Find the word "this" in the records below. List each line containing it.

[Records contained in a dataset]
———

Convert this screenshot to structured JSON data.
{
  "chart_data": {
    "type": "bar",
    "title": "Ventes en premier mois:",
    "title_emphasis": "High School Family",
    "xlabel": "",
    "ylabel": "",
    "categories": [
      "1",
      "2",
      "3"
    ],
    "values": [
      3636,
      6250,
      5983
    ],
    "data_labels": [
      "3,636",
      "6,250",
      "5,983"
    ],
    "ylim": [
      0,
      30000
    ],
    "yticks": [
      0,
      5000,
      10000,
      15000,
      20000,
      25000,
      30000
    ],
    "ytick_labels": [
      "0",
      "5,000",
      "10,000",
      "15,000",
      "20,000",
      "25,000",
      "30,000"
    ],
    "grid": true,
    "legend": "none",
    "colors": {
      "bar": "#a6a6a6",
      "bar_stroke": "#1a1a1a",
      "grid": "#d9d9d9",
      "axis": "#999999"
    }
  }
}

———

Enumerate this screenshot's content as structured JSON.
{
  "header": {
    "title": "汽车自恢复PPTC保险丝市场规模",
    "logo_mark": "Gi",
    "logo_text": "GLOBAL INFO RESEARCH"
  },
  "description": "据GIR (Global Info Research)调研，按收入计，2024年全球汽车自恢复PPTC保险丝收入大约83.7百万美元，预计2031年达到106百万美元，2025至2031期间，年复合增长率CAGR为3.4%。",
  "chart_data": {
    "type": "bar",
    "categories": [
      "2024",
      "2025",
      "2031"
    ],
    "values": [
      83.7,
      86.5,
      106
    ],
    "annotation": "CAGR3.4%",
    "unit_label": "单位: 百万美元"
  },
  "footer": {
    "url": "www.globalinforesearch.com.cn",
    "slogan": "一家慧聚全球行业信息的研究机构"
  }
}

———

CORRECT OUTPUT |
Convert this screenshot to structured JSON data.
Enumerate this screenshot's content as structured JSON.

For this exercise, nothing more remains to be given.